** Material for this task **
+++
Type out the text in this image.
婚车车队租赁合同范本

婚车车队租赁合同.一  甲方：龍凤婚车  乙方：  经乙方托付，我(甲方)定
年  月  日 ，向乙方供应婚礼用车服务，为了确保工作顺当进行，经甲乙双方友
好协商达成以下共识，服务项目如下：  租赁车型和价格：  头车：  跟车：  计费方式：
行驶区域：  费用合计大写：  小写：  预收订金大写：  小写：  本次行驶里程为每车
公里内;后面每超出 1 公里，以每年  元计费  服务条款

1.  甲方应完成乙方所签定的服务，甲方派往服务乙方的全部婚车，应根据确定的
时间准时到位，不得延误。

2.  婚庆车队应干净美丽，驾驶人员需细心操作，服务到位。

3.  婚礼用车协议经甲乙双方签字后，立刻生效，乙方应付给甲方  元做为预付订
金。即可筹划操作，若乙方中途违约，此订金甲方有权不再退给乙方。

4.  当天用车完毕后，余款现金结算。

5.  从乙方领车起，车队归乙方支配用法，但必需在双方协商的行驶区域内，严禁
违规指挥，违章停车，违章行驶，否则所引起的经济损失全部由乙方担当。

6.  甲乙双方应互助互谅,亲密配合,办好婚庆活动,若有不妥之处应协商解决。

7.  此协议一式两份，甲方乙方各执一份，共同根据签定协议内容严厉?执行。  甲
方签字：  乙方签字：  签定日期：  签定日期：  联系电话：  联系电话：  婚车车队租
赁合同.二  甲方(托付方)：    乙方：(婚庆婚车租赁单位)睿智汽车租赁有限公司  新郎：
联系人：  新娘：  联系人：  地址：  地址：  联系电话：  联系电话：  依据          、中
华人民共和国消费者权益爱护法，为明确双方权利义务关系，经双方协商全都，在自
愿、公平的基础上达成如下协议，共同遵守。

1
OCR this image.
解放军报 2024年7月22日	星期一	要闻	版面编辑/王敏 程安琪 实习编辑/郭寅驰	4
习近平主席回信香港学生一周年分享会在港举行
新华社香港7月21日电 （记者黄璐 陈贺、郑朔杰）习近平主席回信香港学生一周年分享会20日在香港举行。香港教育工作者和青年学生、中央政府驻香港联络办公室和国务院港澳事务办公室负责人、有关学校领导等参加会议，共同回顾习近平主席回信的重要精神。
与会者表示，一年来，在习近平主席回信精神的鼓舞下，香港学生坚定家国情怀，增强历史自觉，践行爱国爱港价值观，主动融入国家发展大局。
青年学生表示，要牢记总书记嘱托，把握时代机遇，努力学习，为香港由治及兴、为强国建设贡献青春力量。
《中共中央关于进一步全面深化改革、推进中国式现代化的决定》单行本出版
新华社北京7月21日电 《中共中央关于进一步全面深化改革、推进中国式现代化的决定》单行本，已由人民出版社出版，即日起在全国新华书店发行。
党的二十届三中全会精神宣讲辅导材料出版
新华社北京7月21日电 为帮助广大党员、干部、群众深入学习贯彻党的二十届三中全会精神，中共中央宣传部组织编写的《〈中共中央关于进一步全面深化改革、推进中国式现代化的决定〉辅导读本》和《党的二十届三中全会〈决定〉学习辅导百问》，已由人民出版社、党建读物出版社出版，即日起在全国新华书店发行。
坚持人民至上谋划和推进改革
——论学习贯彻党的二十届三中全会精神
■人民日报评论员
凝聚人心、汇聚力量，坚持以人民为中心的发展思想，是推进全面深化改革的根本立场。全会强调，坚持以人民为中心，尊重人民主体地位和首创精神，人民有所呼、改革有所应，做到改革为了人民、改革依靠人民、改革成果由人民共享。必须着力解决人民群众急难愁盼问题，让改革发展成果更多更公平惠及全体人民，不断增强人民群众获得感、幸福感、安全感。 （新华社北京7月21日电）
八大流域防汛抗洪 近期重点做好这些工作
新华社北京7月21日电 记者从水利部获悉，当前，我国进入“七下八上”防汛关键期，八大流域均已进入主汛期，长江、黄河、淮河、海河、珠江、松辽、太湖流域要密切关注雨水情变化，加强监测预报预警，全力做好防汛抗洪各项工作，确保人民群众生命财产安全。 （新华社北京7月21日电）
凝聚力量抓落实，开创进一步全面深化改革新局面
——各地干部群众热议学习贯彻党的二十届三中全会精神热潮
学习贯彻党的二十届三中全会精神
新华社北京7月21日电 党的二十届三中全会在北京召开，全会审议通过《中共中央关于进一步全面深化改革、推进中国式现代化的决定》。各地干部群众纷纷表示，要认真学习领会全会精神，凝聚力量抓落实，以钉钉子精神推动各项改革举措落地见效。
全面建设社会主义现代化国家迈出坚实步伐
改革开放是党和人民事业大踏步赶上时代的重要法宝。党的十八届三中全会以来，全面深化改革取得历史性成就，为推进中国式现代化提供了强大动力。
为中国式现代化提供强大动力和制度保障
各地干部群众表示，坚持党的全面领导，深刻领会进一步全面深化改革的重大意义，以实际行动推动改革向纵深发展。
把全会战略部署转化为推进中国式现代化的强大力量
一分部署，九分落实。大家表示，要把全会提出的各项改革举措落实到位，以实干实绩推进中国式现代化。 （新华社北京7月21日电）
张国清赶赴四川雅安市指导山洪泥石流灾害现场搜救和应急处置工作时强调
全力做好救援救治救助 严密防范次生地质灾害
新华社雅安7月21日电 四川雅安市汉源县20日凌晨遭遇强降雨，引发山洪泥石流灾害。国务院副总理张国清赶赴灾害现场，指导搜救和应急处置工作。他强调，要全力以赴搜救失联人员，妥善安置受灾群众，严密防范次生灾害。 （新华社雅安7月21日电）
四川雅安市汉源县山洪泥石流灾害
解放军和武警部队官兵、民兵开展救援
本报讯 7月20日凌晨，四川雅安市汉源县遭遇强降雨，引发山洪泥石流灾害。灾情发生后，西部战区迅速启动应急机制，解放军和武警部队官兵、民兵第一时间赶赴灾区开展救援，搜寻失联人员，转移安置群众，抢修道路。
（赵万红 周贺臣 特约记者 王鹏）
+++
** Goal **
In the data above, how many lines contain the string "解放军和武警部队官兵"? Answer with the number only.

** Response to the task **
2